Put the listing's lines from its first line up to and including the line containing "1270, 113, 1298]" into a JSON list of strings, one string per line. Leave out any blank lines.
# DATA RECORDS start
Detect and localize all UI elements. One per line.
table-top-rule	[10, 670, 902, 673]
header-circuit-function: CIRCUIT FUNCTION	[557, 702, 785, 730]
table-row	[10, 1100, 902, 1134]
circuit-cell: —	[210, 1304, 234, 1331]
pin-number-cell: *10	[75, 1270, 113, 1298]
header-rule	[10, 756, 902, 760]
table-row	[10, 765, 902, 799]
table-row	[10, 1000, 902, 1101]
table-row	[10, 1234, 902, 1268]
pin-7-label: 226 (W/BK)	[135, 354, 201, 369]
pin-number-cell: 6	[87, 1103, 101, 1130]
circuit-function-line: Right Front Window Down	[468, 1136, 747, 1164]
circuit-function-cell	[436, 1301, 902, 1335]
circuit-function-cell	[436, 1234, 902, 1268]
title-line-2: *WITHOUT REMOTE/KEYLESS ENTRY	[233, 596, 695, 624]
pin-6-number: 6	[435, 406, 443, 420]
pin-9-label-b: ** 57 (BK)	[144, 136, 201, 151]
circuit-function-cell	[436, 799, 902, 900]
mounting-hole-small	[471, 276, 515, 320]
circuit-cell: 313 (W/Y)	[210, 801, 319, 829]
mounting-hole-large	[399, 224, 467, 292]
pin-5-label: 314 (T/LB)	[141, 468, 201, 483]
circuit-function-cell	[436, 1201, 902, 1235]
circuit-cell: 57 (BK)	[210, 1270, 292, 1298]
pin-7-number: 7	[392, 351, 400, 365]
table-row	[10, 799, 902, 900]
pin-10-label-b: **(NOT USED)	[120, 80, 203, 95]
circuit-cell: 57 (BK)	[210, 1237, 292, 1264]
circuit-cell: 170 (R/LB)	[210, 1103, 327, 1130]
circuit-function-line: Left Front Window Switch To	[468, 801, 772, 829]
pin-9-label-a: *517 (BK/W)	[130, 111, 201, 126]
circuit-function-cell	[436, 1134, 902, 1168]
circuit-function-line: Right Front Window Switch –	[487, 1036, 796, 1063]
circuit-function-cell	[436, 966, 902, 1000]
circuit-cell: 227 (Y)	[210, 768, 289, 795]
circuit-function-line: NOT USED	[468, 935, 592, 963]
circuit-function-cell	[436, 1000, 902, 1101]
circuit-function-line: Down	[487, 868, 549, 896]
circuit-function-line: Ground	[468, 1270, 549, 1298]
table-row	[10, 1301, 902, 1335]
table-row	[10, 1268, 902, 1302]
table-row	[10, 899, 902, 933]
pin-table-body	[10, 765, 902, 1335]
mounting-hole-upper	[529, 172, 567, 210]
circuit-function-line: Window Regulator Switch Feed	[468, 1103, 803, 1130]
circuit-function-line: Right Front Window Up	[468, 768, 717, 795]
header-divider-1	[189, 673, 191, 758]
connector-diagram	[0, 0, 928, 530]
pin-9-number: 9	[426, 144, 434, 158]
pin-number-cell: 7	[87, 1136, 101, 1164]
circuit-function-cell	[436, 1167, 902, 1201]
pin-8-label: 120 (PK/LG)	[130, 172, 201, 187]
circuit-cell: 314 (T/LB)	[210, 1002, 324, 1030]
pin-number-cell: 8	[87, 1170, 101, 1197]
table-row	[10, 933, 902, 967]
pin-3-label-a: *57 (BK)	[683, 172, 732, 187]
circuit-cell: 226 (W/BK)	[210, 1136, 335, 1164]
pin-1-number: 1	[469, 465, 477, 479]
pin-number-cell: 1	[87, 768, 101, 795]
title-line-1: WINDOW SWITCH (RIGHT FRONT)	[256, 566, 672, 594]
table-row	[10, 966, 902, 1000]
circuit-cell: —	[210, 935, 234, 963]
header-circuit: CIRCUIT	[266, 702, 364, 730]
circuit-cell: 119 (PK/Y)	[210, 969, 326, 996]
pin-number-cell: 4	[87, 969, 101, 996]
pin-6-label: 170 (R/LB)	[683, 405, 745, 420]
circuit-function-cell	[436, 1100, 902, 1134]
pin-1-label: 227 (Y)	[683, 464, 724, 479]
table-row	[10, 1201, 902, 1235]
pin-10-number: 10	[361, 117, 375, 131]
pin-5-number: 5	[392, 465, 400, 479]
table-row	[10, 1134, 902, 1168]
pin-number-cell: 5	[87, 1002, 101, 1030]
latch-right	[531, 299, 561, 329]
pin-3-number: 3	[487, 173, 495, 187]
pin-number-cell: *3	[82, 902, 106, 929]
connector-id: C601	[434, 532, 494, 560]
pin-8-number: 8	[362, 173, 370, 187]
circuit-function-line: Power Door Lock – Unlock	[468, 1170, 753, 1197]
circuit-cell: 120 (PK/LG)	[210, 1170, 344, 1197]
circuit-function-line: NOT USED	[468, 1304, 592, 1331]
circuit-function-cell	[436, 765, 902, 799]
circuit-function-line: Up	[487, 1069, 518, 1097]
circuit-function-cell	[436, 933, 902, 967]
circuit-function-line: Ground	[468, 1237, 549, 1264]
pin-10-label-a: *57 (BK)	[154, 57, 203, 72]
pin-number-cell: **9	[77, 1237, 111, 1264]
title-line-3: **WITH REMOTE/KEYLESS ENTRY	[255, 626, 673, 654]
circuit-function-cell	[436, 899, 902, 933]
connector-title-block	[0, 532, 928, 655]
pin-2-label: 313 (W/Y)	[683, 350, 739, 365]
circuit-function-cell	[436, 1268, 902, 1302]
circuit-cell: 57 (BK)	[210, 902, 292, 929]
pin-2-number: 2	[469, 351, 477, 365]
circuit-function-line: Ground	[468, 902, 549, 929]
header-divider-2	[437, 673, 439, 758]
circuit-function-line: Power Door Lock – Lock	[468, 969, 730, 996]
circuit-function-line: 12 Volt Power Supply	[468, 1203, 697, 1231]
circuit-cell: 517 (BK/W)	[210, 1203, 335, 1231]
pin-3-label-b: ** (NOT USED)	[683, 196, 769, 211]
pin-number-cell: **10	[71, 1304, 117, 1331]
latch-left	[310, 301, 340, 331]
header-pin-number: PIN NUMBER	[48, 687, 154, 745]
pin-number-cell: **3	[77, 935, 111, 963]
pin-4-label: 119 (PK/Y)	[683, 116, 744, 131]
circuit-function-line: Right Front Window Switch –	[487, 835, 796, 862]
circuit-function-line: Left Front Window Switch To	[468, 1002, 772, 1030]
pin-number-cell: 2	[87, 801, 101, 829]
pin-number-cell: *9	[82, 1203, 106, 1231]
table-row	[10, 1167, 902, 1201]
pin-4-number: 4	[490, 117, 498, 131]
# DATA RECORDS end
=== EXERCISE SOLUTION ===
[
  "Detect and localize all UI elements. One per line.",
  "table-top-rule\t[10, 670, 902, 673]",
  "header-circuit-function: CIRCUIT FUNCTION\t[557, 702, 785, 730]",
  "table-row\t[10, 1100, 902, 1134]",
  "circuit-cell: —\t[210, 1304, 234, 1331]",
  "pin-number-cell: *10\t[75, 1270, 113, 1298]"
]